(Problem statement):
Leave out the pictures and copy everything else in the entries exactly.

───

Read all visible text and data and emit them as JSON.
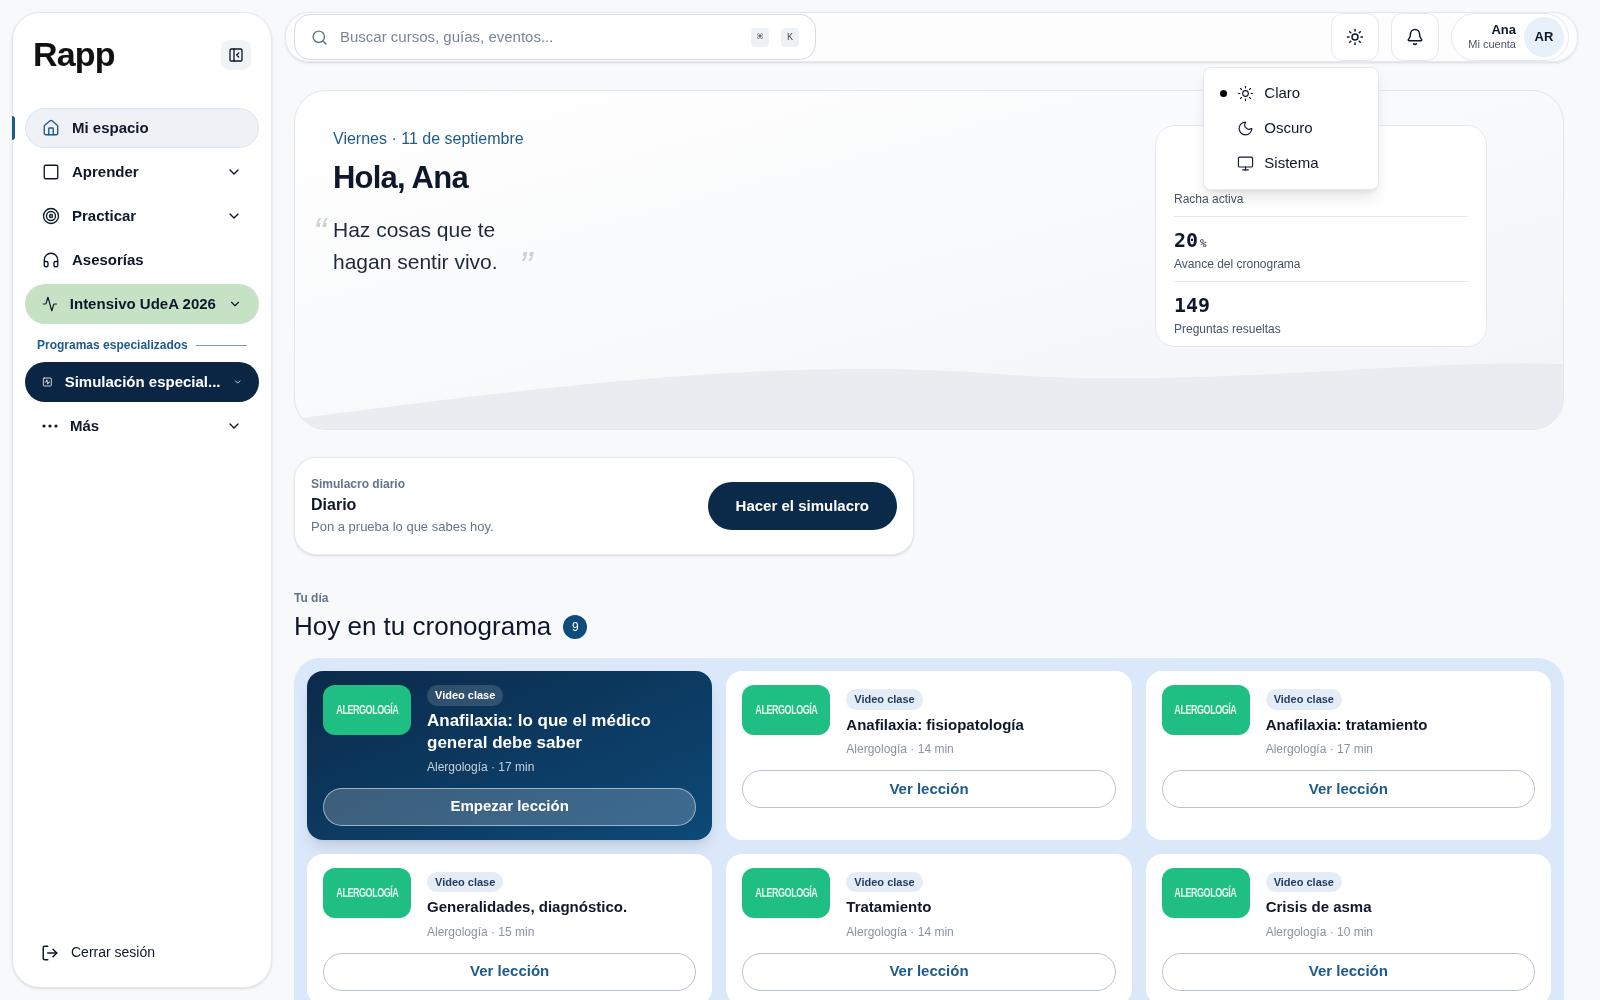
{
  "sidebar": {
    "logo": "Rapp",
    "items": [
      {
        "label": "Mi espacio",
        "kind": "plain",
        "selected": true,
        "expandable": false
      },
      {
        "label": "Aprender",
        "kind": "plain",
        "selected": false,
        "expandable": true
      },
      {
        "label": "Practicar",
        "kind": "plain",
        "selected": false,
        "expandable": true
      },
      {
        "label": "Asesorías",
        "kind": "plain",
        "selected": false,
        "expandable": false
      },
      {
        "label": "Intensivo UdeA 2026",
        "kind": "program",
        "selected": false,
        "expandable": true
      },
      {
        "label": "Simulación especial...",
        "kind": "special",
        "selected": false,
        "expandable": true
      },
      {
        "label": "Más",
        "kind": "plain",
        "selected": false,
        "expandable": true
      }
    ],
    "section_heading": "Programas especializados",
    "logout": "Cerrar sesión"
  },
  "topbar": {
    "search": {
      "placeholder": "Buscar cursos, guías, eventos...",
      "keys": [
        "⌘",
        "K"
      ]
    },
    "account": {
      "name": "Ana",
      "subtitle": "Mi cuenta",
      "initials": "AR"
    },
    "theme_menu": [
      {
        "label": "Claro",
        "selected": true
      },
      {
        "label": "Oscuro",
        "selected": false
      },
      {
        "label": "Sistema",
        "selected": false
      }
    ]
  },
  "hero": {
    "date": "Viernes · 11 de septiembre",
    "greeting": "Hola, Ana",
    "quote_open": "“",
    "quote": "Haz cosas que te hagan sentir vivo.",
    "quote_close": "”",
    "stats": [
      {
        "label": "Racha activa"
      },
      {
        "value": "20",
        "unit": "%",
        "label": "Avance del cronograma"
      },
      {
        "value": "149",
        "label": "Preguntas resueltas"
      }
    ]
  },
  "daily": {
    "eyebrow": "Simulacro diario",
    "title": "Diario",
    "subtitle": "Pon a prueba lo que sabes hoy.",
    "button": "Hacer el simulacro"
  },
  "schedule": {
    "eyebrow": "Tu día",
    "title": "Hoy en tu cronograma",
    "count": "9",
    "lessons": [
      {
        "kind": "featured",
        "thumb": "ALERGOLOGÍA",
        "tag": "Video clase",
        "title": "Anafilaxia: lo que el médico general debe saber",
        "meta": "Alergología · 17 min",
        "button": "Empezar lección"
      },
      {
        "kind": "normal",
        "thumb": "ALERGOLOGÍA",
        "tag": "Video clase",
        "title": "Anafilaxia: fisiopatología",
        "meta": "Alergología · 14 min",
        "button": "Ver lección"
      },
      {
        "kind": "normal",
        "thumb": "ALERGOLOGÍA",
        "tag": "Video clase",
        "title": "Anafilaxia: tratamiento",
        "meta": "Alergología · 17 min",
        "button": "Ver lección"
      },
      {
        "kind": "normal",
        "thumb": "ALERGOLOGÍA",
        "tag": "Video clase",
        "title": "Generalidades, diagnóstico.",
        "meta": "Alergología · 15 min",
        "button": "Ver lección"
      },
      {
        "kind": "normal",
        "thumb": "ALERGOLOGÍA",
        "tag": "Video clase",
        "title": "Tratamiento",
        "meta": "Alergología · 14 min",
        "button": "Ver lección"
      },
      {
        "kind": "normal",
        "thumb": "ALERGOLOGÍA",
        "tag": "Video clase",
        "title": "Crisis de asma",
        "meta": "Alergología · 10 min",
        "button": "Ver lección"
      }
    ]
  }
}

───

(Task result):
Read all visible text and data and emit them as JSON.
{
  "sidebar": {
    "logo": "Rapp",
    "items": [
      {
        "label": "Mi espacio",
        "kind": "plain",
        "selected": true,
        "expandable": false
      },
      {
        "label": "Aprender",
        "kind": "plain",
        "selected": false,
        "expandable": true
      },
      {
        "label": "Practicar",
        "kind": "plain",
        "selected": false,
        "expandable": true
      },
      {
        "label": "Asesorías",
        "kind": "plain",
        "selected": false,
        "expandable": false
      },
      {
        "label": "Intensivo UdeA 2026",
        "kind": "program",
        "selected": false,
        "expandable": true
      },
      {
        "label": "Simulación especial...",
        "kind": "special",
        "selected": false,
        "expandable": true
      },
      {
        "label": "Más",
        "kind": "plain",
        "selected": false,
        "expandable": true
      }
    ],
    "section_heading": "Programas especializados",
    "logout": "Cerrar sesión"
  },
  "topbar": {
    "search": {
      "placeholder": "Buscar cursos, guías, eventos...",
      "keys": [
        "⌘",
        "K"
      ]
    },
    "account": {
      "name": "Ana",
      "subtitle": "Mi cuenta",
      "initials": "AR"
    },
    "theme_menu": [
      {
        "label": "Claro",
        "selected": true
      },
      {
        "label": "Oscuro",
        "selected": false
      },
      {
        "label": "Sistema",
        "selected": false
      }
    ]
  },
  "hero": {
    "date": "Viernes · 11 de septiembre",
    "greeting": "Hola, Ana",
    "quote_open": "“",
    "quote": "Haz cosas que te hagan sentir vivo.",
    "quote_close": "”",
    "stats": [
      {
        "label": "Racha activa"
      },
      {
        "value": "20",
        "unit": "%",
        "label": "Avance del cronograma"
      },
      {
        "value": "149",
        "label": "Preguntas resueltas"
      }
    ]
  },
  "daily": {
    "eyebrow": "Simulacro diario",
    "title": "Diario",
    "subtitle": "Pon a prueba lo que sabes hoy.",
    "button": "Hacer el simulacro"
  },
  "schedule": {
    "eyebrow": "Tu día",
    "title": "Hoy en tu cronograma",
    "count": "9",
    "lessons": [
      {
        "kind": "featured",
        "thumb": "ALERGOLOGÍA",
        "tag": "Video clase",
        "title": "Anafilaxia: lo que el médico general debe saber",
        "meta": "Alergología · 17 min",
        "button": "Empezar lección"
      },
      {
        "kind": "normal",
        "thumb": "ALERGOLOGÍA",
        "tag": "Video clase",
        "title": "Anafilaxia: fisiopatología",
        "meta": "Alergología · 14 min",
        "button": "Ver lección"
      },
      {
        "kind": "normal",
        "thumb": "ALERGOLOGÍA",
        "tag": "Video clase",
        "title": "Anafilaxia: tratamiento",
        "meta": "Alergología · 17 min",
        "button": "Ver lección"
      },
      {
        "kind": "normal",
        "thumb": "ALERGOLOGÍA",
        "tag": "Video clase",
        "title": "Generalidades, diagnóstico.",
        "meta": "Alergología · 15 min",
        "button": "Ver lección"
      },
      {
        "kind": "normal",
        "thumb": "ALERGOLOGÍA",
        "tag": "Video clase",
        "title": "Tratamiento",
        "meta": "Alergología · 14 min",
        "button": "Ver lección"
      },
      {
        "kind": "normal",
        "thumb": "ALERGOLOGÍA",
        "tag": "Video clase",
        "title": "Crisis de asma",
        "meta": "Alergología · 10 min",
        "button": "Ver lección"
      }
    ]
  }
}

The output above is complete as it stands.